Конечно же, всякий раз, когда меня останавливают проблемы, я сразу же обращаюсь к компетентным коллегам (и друзьям), которые дают мне советы. Иногда я посылаю по Интернету какую-нибудь главу для прочтения и критики своему другу (или подруге), чтобы они высказали своё мнение в какой-либо области (исторической, археологической…). И я всегда благодарю их за присутствие и помощь, упоминая в своих книгах! Потому что их вклад очень важен. Дружба, сердечность, открытость работ других, бескорыстие - эти ценности столь редки сегодня, и потому их стоит защищать!

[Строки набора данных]

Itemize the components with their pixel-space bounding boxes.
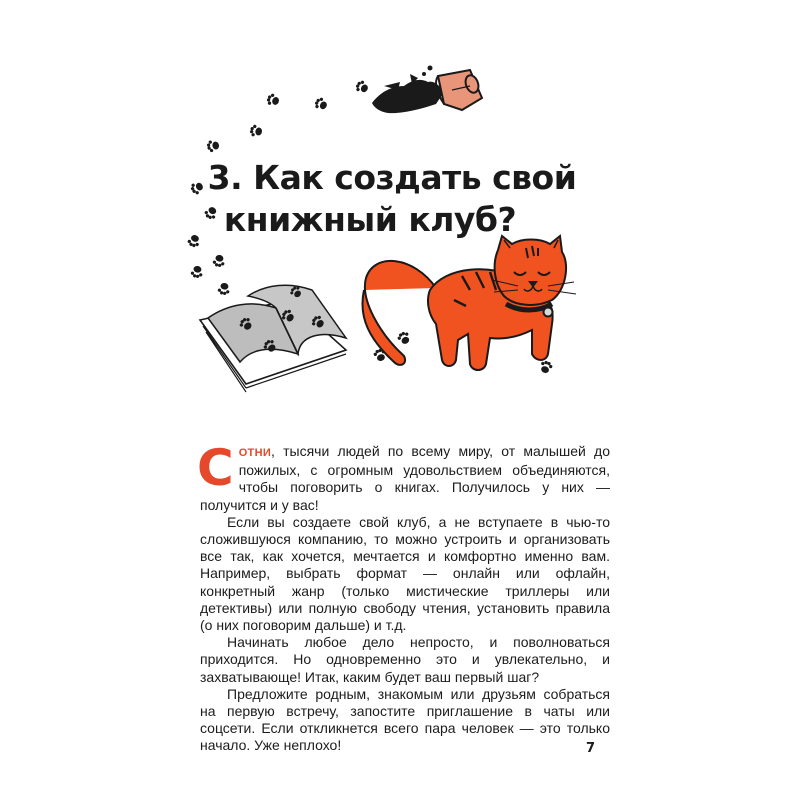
ink-pot-icon	[372, 66, 482, 114]
paragraph-4: Предложите родным, знакомым или друзьям собраться на первую встречу, запостите приглашение в чаты или соцсети. Если откликнется всего пара человек — это только начало. Уже неплохо!	[200, 685, 610, 754]
page-number: 7	[586, 741, 596, 756]
paragraph-3: Начинать любое дело непросто, и поволноваться приходится. Но одновременно это и увлекательно, и захватывающе! Итак, каким будет ваш первый шаг?	[200, 634, 610, 685]
lead-in: ОТНИ	[238, 447, 272, 459]
chapter-body	[197, 439, 610, 755]
paragraph-2: Если вы создаете свой клуб, а не вступаете в чью-то сложившуюся компанию, то можно устроить и организовать все так, как хочется, мечтается и комфортно именно вам. Например, выбрать формат — онлайн или офлайн, конкретный жанр (только мистические триллеры или детективы) или полную свободу чтения, установить правила (о них поговорим дальше) и т.д.	[200, 513, 610, 634]
paragraph-1	[197, 439, 610, 514]
open-book-icon	[200, 284, 346, 392]
chapter-title-line-2: книжный клуб?	[223, 200, 517, 239]
drop-cap: С	[197, 439, 234, 497]
paragraph-1-text: , тысячи людей по всему миру, от малышей до пожилых, с огромным удовольствием объединяются, чтобы поговорить о книгах. Получилось у них — получится и у вас!	[200, 443, 610, 513]
chapter-title-line-1: 3. Как создать свой	[207, 158, 577, 197]
orange-cat-illustration	[362, 236, 576, 370]
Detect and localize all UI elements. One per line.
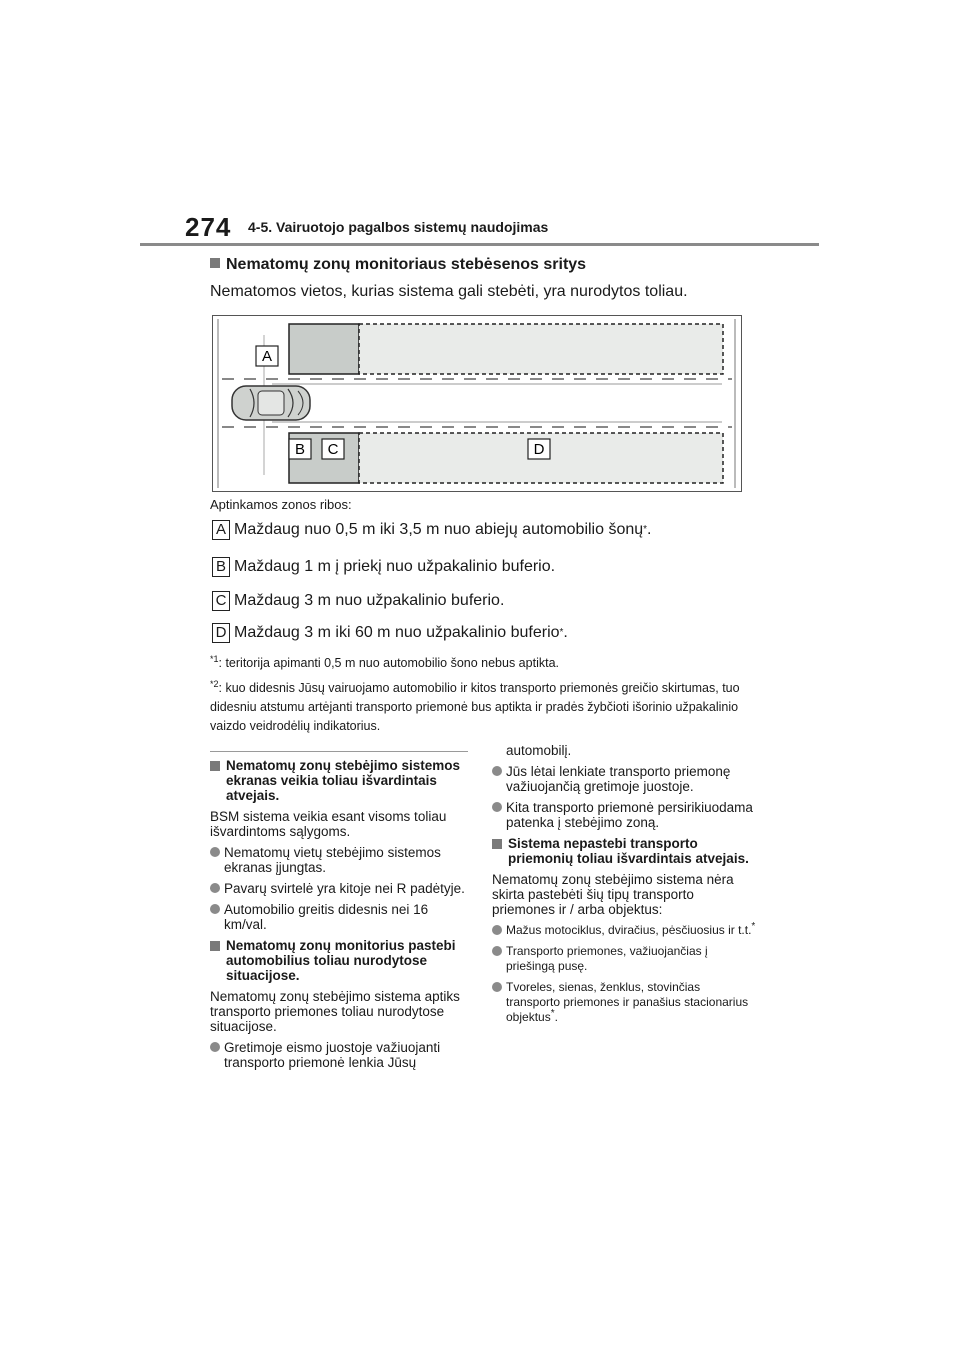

Цель задания 1: Верните дословный отрывок из фрагмента источника, начиная со слов «Конечно же, всякий» и заканчивая словами «их стоит защищать!».
Цель задания 2: Объясните в одном–трёх предложениях, почему, согласно фрагменту источника, в книгах упоминаются друзья и коллеги, помогавшие советами.
Строки представляют собой отдельный материал.

Ответ 1:
Конечно же, всякий раз, когда меня останавливают проблемы, я сразу же обращаюсь к компетентным коллегам (и друзьям), которые дают мне советы. Иногда я посылаю по Интернету какую-нибудь главу для прочтения и критики своему другу (или подруге), чтобы они высказали своё мнение в какой-либо области (исторической, археологической…). И я всегда благодарю их за присутствие и помощь, упоминая в своих книгах! Потому что их вклад очень важен. Дружба, сердечность, открытость работ других, бескорыстие - эти ценности столь редки сегодня, и потому их стоит защищать!

Ответ 2: В книгах выражается благодарность друзьям и коллегам за присутствие и помощь, потому что их вклад очень важен.